■ **Challenge**: Scan the material and copy every line in which "Jupiter" appears.

■ **Material provided**:

········

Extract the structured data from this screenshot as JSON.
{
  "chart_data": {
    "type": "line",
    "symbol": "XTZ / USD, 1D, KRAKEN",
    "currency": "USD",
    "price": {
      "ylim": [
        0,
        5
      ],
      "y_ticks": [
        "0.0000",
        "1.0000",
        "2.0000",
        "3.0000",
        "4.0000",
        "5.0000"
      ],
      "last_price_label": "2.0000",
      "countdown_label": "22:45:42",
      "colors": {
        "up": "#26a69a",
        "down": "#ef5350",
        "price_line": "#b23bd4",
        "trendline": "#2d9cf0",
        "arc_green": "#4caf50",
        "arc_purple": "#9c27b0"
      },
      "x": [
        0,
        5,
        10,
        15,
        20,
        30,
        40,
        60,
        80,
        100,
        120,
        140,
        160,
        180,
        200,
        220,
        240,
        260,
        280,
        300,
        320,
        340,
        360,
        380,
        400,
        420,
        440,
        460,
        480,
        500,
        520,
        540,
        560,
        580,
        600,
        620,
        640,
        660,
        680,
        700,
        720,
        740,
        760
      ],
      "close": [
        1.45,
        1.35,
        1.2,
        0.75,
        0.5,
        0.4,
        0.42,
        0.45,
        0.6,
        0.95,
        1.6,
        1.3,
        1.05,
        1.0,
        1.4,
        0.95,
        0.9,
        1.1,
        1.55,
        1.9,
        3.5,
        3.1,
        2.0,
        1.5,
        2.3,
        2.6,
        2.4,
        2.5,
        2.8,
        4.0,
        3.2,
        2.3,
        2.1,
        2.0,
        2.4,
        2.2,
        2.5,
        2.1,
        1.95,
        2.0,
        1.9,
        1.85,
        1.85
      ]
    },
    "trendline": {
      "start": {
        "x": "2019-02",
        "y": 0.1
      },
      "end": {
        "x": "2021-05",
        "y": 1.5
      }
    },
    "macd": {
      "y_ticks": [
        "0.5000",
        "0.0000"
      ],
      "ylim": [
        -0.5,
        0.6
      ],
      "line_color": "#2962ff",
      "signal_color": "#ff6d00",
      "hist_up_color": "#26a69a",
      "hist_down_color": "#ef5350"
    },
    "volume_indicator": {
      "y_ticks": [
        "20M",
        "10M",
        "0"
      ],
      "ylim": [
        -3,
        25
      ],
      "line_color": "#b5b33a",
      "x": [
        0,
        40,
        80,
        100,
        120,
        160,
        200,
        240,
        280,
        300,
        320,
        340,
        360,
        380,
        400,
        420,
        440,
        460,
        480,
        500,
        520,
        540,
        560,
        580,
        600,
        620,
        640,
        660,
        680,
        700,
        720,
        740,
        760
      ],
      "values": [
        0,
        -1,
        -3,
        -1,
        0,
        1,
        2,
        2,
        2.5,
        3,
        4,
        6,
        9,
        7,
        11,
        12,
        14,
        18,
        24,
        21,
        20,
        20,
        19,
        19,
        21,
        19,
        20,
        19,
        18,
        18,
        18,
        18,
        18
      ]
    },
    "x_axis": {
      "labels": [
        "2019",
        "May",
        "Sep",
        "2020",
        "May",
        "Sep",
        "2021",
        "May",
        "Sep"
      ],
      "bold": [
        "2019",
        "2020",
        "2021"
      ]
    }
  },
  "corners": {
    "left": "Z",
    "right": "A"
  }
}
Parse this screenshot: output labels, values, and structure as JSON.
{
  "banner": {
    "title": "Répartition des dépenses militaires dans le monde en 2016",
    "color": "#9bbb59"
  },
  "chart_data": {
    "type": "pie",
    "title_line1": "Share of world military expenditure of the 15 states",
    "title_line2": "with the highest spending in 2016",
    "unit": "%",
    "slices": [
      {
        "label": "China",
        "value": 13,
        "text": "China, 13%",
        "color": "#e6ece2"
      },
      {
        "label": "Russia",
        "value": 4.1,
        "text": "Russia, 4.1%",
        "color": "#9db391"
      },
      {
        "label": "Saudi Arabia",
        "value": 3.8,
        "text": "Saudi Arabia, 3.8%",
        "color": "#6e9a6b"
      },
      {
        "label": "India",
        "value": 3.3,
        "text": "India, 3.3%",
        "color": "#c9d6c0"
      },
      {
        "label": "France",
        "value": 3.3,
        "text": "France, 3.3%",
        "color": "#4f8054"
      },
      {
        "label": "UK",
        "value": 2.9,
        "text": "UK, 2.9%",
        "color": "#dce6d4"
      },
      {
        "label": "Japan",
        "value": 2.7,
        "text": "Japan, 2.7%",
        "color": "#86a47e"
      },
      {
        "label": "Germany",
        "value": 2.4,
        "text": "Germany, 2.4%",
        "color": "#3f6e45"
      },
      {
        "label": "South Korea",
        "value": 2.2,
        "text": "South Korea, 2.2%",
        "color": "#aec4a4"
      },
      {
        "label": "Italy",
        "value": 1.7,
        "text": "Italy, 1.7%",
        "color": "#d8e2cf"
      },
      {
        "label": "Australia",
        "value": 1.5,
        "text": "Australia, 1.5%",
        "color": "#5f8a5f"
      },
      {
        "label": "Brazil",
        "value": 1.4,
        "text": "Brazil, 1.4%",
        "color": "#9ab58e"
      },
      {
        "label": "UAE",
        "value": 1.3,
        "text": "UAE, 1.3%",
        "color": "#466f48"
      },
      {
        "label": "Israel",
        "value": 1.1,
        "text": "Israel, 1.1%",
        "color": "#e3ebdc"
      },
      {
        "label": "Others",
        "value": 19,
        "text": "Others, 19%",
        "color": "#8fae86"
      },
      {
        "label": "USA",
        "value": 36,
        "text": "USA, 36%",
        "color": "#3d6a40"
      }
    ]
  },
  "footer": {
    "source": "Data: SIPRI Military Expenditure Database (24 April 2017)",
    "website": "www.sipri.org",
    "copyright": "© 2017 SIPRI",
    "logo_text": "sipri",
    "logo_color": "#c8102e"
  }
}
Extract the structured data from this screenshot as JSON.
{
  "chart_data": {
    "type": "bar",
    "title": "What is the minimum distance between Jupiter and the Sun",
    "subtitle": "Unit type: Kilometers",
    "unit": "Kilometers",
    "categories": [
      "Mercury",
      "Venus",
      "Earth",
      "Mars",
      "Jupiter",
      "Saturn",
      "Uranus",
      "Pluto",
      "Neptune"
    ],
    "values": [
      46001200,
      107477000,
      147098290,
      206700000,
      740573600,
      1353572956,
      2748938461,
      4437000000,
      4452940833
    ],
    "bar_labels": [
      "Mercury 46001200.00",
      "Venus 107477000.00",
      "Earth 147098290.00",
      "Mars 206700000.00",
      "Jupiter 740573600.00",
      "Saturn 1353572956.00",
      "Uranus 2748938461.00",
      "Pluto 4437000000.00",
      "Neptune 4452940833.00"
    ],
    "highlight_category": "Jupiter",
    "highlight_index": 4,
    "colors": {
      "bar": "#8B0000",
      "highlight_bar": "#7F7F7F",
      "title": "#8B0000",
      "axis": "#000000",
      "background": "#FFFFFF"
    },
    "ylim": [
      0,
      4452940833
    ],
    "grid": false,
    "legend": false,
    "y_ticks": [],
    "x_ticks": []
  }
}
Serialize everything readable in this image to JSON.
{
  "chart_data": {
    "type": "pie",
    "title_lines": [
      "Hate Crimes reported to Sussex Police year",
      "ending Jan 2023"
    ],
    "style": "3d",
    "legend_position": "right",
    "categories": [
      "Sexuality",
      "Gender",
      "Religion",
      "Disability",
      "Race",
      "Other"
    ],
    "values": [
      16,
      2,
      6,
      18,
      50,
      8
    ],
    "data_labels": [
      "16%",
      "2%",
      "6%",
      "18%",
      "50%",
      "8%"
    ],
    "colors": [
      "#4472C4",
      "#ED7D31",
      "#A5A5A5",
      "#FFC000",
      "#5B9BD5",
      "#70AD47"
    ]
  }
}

········

■ **Result for this exercise**:
    "title": "What is the minimum distance between Jupiter and the Sun",
      "Jupiter",
      "Jupiter 740573600.00",
    "highlight_category": "Jupiter",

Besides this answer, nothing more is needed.